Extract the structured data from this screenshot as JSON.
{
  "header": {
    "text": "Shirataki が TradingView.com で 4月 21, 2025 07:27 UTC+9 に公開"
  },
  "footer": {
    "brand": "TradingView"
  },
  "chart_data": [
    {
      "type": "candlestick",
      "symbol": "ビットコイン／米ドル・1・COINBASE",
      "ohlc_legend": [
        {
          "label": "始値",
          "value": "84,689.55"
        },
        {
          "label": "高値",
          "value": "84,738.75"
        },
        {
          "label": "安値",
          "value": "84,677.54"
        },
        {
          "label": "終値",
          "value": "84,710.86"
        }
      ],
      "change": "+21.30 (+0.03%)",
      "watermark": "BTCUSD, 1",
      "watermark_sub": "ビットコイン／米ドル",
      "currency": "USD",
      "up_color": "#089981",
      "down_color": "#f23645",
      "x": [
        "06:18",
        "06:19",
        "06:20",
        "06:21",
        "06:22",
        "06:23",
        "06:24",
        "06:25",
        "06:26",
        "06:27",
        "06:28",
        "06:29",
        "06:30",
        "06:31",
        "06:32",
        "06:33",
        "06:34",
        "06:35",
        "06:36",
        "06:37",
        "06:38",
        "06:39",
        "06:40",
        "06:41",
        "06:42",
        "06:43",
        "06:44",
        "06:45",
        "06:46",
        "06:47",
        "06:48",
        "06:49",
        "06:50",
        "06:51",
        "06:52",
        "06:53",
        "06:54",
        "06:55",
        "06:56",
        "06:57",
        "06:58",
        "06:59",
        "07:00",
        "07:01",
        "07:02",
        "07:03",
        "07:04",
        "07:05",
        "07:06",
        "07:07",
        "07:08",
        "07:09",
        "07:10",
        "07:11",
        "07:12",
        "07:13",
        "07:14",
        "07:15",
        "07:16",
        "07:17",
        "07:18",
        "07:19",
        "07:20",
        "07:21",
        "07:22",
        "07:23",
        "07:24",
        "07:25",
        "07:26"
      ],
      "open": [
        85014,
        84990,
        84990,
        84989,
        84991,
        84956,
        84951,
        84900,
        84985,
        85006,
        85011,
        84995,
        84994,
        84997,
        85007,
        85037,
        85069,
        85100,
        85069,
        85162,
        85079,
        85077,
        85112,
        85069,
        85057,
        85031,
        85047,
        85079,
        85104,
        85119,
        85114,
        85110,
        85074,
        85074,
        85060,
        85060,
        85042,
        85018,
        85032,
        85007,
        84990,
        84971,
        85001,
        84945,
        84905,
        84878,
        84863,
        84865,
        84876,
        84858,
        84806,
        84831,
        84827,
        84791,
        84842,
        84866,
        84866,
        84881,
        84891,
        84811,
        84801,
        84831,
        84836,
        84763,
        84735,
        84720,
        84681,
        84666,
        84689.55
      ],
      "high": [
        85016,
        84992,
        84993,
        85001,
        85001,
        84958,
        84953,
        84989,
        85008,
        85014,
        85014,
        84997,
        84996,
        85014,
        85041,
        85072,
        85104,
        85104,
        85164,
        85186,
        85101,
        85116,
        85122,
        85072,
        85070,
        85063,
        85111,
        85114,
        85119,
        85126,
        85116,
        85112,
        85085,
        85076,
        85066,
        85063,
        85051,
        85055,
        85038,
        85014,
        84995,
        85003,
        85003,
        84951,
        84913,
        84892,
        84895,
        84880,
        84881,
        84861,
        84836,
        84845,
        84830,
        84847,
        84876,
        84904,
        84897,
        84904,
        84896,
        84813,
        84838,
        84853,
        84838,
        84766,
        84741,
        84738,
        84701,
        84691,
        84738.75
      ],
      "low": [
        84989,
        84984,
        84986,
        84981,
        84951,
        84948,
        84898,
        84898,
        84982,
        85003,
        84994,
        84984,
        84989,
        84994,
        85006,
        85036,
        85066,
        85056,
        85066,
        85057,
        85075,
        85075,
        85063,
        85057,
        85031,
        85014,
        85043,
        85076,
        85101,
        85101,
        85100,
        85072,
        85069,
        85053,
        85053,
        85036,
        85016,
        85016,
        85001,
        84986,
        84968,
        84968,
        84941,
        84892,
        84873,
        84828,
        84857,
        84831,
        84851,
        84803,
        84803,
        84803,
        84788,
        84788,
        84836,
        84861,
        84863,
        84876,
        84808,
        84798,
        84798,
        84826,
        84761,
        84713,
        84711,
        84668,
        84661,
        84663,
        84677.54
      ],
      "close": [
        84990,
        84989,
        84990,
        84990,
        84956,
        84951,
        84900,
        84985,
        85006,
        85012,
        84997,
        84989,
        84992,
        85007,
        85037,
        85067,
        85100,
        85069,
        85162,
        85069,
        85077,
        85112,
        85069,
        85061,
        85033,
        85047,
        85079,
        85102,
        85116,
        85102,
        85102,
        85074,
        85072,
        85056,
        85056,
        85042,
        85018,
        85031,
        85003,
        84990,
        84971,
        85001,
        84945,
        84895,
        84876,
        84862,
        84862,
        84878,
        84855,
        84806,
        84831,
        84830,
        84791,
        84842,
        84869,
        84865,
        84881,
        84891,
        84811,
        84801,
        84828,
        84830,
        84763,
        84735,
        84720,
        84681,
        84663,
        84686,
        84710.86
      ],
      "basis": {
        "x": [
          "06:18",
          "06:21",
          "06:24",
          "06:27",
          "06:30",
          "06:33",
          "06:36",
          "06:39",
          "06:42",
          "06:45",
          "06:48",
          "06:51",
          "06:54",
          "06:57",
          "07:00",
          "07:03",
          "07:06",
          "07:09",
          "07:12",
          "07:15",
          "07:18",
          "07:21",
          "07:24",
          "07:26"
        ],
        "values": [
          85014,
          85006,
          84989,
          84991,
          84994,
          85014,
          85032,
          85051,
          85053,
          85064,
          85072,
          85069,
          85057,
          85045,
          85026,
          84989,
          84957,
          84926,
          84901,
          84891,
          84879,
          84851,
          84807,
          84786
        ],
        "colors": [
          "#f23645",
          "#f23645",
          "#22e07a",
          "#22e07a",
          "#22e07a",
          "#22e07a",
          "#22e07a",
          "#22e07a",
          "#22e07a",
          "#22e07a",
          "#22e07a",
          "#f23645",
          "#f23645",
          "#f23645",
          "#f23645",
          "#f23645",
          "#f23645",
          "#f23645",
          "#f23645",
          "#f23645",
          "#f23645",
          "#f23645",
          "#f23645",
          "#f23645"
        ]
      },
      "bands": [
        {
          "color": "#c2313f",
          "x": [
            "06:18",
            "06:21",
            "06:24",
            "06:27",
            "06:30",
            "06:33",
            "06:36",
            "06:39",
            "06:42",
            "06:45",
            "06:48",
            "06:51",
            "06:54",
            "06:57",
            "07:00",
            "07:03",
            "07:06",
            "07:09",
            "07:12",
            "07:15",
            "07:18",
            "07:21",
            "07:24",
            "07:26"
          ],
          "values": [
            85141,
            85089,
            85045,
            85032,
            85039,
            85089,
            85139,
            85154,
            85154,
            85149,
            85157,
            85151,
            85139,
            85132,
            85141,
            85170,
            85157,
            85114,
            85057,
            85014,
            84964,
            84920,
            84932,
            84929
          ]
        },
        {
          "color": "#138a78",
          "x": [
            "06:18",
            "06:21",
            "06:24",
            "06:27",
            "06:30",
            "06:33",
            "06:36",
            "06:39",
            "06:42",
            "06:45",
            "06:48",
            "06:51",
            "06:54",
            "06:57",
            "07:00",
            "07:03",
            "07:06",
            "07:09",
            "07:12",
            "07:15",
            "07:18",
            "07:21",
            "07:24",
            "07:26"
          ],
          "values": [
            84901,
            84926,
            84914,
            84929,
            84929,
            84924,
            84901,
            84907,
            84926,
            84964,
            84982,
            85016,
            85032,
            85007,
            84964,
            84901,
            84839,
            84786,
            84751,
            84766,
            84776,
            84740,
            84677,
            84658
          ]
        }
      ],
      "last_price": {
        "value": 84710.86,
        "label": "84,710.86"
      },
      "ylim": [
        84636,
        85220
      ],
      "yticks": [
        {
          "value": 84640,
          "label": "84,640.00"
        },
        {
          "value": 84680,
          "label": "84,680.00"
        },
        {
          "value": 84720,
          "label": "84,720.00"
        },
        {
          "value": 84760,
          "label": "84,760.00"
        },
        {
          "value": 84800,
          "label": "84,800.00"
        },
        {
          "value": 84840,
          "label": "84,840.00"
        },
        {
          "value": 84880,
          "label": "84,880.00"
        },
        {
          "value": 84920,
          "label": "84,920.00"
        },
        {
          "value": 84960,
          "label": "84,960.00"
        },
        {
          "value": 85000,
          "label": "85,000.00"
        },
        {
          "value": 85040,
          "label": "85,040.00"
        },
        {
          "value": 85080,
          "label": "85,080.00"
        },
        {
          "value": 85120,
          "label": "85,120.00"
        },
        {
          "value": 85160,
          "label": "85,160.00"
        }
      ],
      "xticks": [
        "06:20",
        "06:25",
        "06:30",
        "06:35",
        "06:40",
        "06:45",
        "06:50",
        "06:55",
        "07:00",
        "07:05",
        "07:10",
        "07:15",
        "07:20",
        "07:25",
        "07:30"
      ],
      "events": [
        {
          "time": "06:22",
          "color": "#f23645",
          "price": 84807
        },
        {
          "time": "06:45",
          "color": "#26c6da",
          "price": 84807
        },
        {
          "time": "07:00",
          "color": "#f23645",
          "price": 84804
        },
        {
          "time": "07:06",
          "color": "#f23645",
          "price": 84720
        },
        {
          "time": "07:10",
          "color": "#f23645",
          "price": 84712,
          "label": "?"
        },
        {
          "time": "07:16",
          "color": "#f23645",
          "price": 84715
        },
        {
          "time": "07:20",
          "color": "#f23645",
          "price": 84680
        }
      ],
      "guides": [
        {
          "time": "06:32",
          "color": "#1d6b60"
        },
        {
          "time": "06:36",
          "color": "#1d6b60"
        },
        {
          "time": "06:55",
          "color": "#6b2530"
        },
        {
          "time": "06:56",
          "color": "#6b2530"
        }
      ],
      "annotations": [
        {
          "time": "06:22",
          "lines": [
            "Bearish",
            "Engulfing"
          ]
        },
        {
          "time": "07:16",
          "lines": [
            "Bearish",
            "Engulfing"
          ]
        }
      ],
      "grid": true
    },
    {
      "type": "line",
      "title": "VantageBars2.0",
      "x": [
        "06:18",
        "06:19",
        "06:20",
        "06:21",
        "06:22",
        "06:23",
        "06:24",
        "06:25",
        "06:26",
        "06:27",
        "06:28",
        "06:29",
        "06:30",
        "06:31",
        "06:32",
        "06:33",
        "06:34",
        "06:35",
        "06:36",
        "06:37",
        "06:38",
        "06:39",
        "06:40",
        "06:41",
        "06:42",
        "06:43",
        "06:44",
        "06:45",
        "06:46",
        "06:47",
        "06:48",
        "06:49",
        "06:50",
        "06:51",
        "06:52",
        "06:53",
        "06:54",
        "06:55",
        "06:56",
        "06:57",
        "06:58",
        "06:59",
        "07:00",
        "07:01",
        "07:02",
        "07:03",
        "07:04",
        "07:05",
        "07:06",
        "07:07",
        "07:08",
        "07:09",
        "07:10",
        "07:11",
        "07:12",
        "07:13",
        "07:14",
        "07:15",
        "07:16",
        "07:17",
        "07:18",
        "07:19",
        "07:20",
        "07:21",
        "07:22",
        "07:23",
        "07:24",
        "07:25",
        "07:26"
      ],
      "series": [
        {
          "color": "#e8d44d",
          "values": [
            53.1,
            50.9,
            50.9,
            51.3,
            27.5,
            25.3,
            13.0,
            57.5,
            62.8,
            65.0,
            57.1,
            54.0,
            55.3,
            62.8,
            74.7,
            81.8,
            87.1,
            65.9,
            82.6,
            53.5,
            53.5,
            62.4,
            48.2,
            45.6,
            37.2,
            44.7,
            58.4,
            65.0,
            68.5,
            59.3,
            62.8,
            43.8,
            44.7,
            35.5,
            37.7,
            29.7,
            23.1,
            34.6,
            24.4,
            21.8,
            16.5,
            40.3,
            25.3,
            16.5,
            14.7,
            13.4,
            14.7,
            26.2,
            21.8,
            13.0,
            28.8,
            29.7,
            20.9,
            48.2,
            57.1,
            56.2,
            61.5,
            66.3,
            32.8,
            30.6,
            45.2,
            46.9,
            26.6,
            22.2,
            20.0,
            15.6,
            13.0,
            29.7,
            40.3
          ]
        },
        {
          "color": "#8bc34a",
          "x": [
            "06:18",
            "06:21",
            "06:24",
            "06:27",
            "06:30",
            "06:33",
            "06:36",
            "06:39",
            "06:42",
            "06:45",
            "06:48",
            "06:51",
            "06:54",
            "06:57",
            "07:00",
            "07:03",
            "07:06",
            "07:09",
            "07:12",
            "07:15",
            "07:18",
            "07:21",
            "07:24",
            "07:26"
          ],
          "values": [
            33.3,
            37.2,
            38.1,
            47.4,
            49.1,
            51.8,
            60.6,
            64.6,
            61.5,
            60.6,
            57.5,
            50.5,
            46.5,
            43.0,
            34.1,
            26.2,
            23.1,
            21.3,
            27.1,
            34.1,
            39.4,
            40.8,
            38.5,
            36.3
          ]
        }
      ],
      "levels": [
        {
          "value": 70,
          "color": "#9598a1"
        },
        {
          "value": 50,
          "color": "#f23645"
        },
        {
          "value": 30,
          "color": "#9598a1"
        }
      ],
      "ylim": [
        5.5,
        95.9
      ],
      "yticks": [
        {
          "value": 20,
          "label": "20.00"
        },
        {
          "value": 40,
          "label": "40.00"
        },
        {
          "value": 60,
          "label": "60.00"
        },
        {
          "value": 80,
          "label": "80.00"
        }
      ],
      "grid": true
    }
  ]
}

⁂

→ **SHORT EXERCISE**: List every line above that holds the word "ビットコイン".

→ **RESPONSE**:
      "symbol": "ビットコイン／米ドル・1・COINBASE",
      "watermark_sub": "ビットコイン／米ドル",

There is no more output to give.